* Start Record set *

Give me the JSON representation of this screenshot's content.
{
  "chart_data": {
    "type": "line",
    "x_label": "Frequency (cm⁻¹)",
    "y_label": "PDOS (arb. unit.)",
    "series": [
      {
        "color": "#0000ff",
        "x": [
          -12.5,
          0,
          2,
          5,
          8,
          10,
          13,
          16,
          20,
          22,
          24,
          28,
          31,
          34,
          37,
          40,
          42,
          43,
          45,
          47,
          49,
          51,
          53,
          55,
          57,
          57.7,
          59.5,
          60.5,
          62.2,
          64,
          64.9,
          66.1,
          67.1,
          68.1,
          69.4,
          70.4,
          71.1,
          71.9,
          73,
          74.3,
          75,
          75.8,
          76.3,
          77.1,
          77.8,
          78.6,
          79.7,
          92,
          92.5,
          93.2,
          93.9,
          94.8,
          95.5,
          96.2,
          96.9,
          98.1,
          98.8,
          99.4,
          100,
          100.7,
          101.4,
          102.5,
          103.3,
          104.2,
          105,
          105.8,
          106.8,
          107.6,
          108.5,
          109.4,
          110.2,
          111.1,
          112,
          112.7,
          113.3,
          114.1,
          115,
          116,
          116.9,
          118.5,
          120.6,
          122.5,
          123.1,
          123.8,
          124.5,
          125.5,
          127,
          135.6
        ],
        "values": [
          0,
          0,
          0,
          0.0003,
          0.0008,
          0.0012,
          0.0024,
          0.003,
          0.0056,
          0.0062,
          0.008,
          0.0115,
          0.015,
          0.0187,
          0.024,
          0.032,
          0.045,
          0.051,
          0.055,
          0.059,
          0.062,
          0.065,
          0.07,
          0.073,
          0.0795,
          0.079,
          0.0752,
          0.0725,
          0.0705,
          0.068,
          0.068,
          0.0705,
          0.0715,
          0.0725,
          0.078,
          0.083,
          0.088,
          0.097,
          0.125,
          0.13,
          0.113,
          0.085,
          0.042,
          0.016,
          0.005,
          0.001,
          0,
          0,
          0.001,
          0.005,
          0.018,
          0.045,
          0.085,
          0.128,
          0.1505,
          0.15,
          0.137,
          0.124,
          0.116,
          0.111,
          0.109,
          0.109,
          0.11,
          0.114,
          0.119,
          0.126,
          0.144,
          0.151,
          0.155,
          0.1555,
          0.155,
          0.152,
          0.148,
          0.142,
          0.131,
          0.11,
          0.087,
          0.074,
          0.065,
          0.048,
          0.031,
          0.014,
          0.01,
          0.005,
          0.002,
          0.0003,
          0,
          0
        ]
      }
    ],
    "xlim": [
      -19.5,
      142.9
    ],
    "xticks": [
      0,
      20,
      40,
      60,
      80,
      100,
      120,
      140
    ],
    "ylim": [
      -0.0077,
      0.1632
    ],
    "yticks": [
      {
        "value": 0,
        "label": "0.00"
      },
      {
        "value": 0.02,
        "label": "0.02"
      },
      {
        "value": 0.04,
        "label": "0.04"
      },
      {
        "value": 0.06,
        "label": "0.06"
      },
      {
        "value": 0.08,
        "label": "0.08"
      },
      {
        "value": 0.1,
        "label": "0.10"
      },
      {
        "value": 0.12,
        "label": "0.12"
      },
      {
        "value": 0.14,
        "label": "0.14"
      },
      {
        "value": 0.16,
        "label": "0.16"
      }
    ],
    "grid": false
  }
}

* End Record set *

Copy all of the data exactly.

**Exercise response:**
Give me the JSON representation of this screenshot's content.
{
  "chart_data": {
    "type": "line",
    "x_label": "Frequency (cm⁻¹)",
    "y_label": "PDOS (arb. unit.)",
    "series": [
      {
        "color": "#0000ff",
        "x": [
          -12.5,
          0,
          2,
          5,
          8,
          10,
          13,
          16,
          20,
          22,
          24,
          28,
          31,
          34,
          37,
          40,
          42,
          43,
          45,
          47,
          49,
          51,
          53,
          55,
          57,
          57.7,
          59.5,
          60.5,
          62.2,
          64,
          64.9,
          66.1,
          67.1,
          68.1,
          69.4,
          70.4,
          71.1,
          71.9,
          73,
          74.3,
          75,
          75.8,
          76.3,
          77.1,
          77.8,
          78.6,
          79.7,
          92,
          92.5,
          93.2,
          93.9,
          94.8,
          95.5,
          96.2,
          96.9,
          98.1,
          98.8,
          99.4,
          100,
          100.7,
          101.4,
          102.5,
          103.3,
          104.2,
          105,
          105.8,
          106.8,
          107.6,
          108.5,
          109.4,
          110.2,
          111.1,
          112,
          112.7,
          113.3,
          114.1,
          115,
          116,
          116.9,
          118.5,
          120.6,
          122.5,
          123.1,
          123.8,
          124.5,
          125.5,
          127,
          135.6
        ],
        "values": [
          0,
          0,
          0,
          0.0003,
          0.0008,
          0.0012,
          0.0024,
          0.003,
          0.0056,
          0.0062,
          0.008,
          0.0115,
          0.015,
          0.0187,
          0.024,
          0.032,
          0.045,
          0.051,
          0.055,
          0.059,
          0.062,
          0.065,
          0.07,
          0.073,
          0.0795,
          0.079,
          0.0752,
          0.0725,
          0.0705,
          0.068,
          0.068,
          0.0705,
          0.0715,
          0.0725,
          0.078,
          0.083,
          0.088,
          0.097,
          0.125,
          0.13,
          0.113,
          0.085,
          0.042,
          0.016,
          0.005,
          0.001,
          0,
          0,
          0.001,
          0.005,
          0.018,
          0.045,
          0.085,
          0.128,
          0.1505,
          0.15,
          0.137,
          0.124,
          0.116,
          0.111,
          0.109,
          0.109,
          0.11,
          0.114,
          0.119,
          0.126,
          0.144,
          0.151,
          0.155,
          0.1555,
          0.155,
          0.152,
          0.148,
          0.142,
          0.131,
          0.11,
          0.087,
          0.074,
          0.065,
          0.048,
          0.031,
          0.014,
          0.01,
          0.005,
          0.002,
          0.0003,
          0,
          0
        ]
      }
    ],
    "xlim": [
      -19.5,
      142.9
    ],
    "xticks": [
      0,
      20,
      40,
      60,
      80,
      100,
      120,
      140
    ],
    "ylim": [
      -0.0077,
      0.1632
    ],
    "yticks": [
      {
        "value": 0,
        "label": "0.00"
      },
      {
        "value": 0.02,
        "label": "0.02"
      },
      {
        "value": 0.04,
        "label": "0.04"
      },
      {
        "value": 0.06,
        "label": "0.06"
      },
      {
        "value": 0.08,
        "label": "0.08"
      },
      {
        "value": 0.1,
        "label": "0.10"
      },
      {
        "value": 0.12,
        "label": "0.12"
      },
      {
        "value": 0.14,
        "label": "0.14"
      },
      {
        "value": 0.16,
        "label": "0.16"
      }
    ],
    "grid": false
  }
}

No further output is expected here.